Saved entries
##############################

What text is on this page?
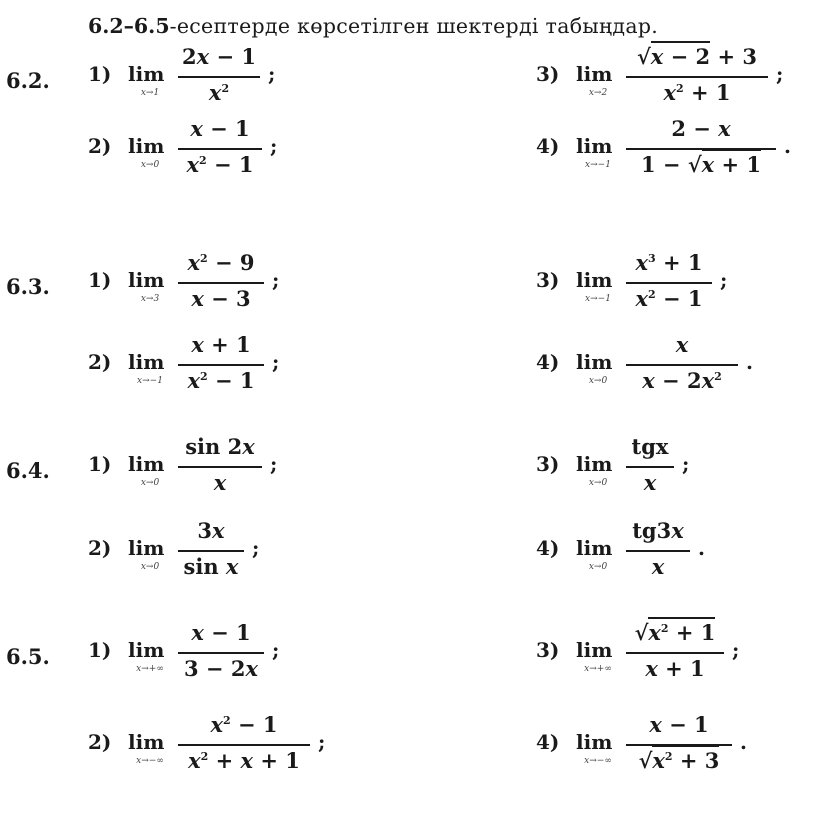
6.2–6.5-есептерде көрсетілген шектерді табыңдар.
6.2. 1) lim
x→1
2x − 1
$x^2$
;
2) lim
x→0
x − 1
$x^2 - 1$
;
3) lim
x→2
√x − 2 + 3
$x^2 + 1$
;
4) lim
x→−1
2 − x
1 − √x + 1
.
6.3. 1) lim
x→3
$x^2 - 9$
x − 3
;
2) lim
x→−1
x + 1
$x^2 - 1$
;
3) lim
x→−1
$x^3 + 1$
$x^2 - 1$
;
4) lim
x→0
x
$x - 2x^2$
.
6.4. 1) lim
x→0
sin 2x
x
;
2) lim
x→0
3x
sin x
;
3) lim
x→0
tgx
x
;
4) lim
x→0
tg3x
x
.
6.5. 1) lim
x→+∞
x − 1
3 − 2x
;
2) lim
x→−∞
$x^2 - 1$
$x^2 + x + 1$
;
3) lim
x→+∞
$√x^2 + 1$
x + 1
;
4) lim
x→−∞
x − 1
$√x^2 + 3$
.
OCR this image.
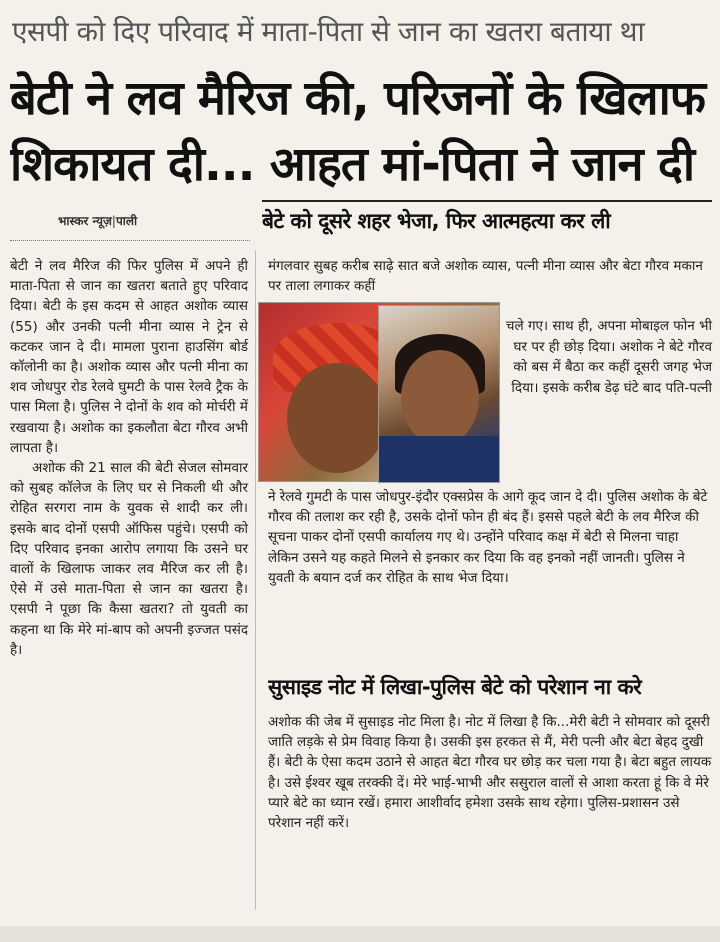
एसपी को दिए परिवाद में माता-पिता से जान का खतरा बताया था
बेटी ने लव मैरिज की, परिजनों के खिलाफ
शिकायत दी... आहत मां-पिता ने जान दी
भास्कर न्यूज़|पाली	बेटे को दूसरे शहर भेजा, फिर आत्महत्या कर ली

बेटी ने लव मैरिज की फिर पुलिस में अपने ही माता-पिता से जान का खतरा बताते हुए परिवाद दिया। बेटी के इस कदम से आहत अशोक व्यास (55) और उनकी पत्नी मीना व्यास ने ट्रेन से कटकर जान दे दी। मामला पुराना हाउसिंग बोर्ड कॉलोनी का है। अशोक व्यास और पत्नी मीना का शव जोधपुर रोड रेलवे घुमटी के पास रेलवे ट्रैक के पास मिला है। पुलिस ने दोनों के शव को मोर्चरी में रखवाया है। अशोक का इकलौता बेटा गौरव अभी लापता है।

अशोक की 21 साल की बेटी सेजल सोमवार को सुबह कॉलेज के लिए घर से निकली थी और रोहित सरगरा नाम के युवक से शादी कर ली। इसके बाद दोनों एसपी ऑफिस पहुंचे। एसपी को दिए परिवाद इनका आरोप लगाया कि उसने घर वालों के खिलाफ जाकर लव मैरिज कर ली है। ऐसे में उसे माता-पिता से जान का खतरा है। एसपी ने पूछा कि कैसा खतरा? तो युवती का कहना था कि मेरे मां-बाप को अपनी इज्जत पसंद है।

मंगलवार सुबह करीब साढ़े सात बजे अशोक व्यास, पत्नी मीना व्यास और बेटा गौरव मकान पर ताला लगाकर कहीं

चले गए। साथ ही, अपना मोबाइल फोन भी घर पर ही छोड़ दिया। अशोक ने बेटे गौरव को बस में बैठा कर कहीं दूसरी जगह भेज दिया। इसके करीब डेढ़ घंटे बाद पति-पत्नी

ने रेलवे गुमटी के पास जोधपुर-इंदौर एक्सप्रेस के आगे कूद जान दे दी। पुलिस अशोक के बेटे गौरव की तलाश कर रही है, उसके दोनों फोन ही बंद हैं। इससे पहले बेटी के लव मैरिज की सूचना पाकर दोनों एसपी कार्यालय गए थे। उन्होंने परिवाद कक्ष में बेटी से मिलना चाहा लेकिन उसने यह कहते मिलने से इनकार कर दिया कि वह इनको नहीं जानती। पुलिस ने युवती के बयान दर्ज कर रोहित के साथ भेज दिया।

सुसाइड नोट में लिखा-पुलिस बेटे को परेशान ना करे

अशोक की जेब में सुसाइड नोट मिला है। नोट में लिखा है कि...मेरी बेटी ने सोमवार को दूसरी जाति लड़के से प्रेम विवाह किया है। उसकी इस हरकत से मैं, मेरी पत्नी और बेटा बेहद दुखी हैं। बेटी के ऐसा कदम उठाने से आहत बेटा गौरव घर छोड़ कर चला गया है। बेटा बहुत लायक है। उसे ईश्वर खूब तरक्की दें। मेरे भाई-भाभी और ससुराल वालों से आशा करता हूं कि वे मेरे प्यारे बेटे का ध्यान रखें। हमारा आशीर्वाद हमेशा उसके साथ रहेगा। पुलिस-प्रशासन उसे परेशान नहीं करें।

##############################

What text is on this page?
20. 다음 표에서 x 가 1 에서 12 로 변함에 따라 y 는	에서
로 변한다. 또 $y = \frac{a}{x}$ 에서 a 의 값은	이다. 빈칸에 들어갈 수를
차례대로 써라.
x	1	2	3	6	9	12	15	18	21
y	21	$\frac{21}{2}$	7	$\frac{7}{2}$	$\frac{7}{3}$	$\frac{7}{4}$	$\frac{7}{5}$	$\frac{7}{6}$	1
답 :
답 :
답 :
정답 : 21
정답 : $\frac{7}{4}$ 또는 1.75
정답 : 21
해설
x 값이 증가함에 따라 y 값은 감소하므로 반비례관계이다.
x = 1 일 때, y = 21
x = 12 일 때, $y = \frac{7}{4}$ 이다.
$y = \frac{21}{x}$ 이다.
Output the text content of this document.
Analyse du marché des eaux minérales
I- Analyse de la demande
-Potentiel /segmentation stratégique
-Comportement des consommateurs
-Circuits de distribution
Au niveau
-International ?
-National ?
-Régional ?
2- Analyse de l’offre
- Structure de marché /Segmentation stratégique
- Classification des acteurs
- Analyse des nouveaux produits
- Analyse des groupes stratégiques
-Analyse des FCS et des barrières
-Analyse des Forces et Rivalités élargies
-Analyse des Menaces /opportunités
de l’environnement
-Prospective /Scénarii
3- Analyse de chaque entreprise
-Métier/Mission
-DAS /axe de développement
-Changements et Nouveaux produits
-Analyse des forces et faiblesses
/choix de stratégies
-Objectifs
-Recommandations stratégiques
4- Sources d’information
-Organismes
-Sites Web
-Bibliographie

##############################

*STATED PROBLEM*: Go through the material and copy out every line with "Analyse" in it.

*TASK SOLUTION*:
Analyse du marché des eaux minérales
I- Analyse de la demande
2- Analyse de l’offre
- Analyse des nouveaux produits
- Analyse des groupes stratégiques
-Analyse des FCS et des barrières
-Analyse des Forces et Rivalités élargies
-Analyse des Menaces /opportunités
3- Analyse de chaque entreprise
-Analyse des forces et faiblesses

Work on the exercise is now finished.